[start Input data]

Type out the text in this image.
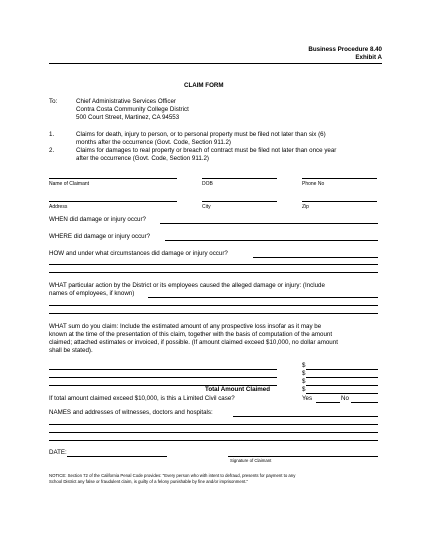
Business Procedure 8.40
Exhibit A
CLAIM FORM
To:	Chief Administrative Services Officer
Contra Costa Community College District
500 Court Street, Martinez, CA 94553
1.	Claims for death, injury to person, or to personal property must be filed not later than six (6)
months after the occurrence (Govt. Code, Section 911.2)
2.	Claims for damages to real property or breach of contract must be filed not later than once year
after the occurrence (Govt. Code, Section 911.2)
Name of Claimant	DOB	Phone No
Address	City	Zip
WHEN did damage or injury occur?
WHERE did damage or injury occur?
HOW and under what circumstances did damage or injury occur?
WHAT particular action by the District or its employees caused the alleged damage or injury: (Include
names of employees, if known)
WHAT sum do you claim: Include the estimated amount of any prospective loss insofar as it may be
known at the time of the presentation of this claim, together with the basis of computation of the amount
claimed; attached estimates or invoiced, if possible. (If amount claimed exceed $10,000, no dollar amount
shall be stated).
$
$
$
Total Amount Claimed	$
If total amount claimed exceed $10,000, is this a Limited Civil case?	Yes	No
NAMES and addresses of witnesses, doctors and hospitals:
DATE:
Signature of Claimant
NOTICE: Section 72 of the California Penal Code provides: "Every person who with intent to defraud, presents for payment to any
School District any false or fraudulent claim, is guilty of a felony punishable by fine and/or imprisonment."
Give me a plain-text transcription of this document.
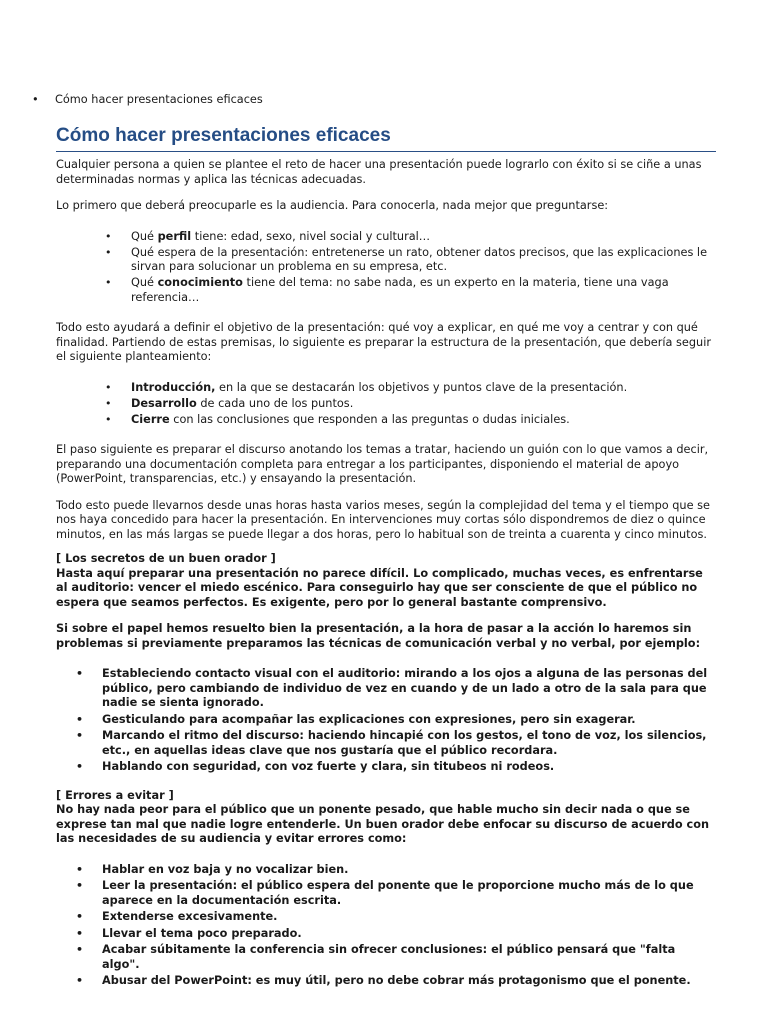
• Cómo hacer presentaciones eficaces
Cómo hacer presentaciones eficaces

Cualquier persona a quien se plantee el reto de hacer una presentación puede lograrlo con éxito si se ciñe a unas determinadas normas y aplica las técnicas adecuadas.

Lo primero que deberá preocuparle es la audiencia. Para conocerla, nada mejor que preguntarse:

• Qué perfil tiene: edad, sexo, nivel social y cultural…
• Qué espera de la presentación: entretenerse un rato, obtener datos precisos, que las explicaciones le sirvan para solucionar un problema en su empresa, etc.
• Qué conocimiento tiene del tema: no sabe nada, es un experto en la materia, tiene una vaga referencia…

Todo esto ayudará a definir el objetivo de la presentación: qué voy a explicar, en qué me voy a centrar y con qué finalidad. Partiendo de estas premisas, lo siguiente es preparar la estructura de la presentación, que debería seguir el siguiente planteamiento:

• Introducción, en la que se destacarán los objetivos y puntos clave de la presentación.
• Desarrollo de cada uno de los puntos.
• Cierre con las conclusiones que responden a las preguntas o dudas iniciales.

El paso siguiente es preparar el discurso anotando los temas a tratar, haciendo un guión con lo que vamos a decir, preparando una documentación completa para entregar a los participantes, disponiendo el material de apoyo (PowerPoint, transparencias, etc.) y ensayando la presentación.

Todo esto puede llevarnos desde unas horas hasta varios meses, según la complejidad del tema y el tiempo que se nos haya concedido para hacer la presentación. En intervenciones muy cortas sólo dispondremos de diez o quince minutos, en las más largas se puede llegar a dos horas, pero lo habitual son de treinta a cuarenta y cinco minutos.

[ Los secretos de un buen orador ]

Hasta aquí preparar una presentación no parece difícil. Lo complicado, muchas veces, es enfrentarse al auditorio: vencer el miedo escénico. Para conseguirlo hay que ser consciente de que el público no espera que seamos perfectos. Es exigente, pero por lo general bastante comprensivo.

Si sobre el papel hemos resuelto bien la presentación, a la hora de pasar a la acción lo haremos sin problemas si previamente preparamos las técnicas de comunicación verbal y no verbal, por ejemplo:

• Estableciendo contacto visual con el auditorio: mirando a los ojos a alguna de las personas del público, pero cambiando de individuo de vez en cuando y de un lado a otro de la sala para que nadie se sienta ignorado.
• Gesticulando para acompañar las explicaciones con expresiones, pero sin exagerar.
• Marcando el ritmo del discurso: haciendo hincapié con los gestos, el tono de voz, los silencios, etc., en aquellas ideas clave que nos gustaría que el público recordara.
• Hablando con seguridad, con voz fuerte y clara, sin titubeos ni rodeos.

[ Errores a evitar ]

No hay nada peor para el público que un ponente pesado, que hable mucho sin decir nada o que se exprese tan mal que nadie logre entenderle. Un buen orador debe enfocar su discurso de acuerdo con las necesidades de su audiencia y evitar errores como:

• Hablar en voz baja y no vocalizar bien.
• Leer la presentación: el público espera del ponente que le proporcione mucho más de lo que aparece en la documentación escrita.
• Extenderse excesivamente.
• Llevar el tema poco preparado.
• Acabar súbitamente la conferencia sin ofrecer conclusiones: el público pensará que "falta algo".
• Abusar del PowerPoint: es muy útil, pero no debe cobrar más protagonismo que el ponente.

[end Input data]
[start Input data]

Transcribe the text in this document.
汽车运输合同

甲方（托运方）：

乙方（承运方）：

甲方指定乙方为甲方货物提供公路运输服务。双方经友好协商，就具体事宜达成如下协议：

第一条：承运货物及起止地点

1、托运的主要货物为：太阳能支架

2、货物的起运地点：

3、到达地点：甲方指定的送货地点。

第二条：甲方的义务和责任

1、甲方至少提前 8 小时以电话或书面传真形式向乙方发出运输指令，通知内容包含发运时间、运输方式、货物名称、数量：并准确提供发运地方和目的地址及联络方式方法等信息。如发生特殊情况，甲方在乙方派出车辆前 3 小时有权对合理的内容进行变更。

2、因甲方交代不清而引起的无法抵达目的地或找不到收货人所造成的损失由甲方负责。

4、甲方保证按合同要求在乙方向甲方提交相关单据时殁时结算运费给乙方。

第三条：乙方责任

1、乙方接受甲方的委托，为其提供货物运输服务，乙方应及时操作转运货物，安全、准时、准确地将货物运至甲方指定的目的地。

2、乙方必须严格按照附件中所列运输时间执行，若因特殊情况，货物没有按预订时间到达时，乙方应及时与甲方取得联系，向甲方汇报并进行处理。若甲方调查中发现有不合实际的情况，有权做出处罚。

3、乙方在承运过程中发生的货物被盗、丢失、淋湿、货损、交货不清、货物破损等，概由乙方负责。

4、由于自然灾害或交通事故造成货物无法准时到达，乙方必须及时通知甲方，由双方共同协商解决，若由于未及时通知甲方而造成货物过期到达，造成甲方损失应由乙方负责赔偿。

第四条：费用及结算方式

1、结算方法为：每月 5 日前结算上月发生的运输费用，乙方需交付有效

[end Input data]

Go through the listing above and list every line that has the word "Govt".

months after the occurrence (Govt. Code, Section 911.2)
after the occurrence (Govt. Code, Section 911.2)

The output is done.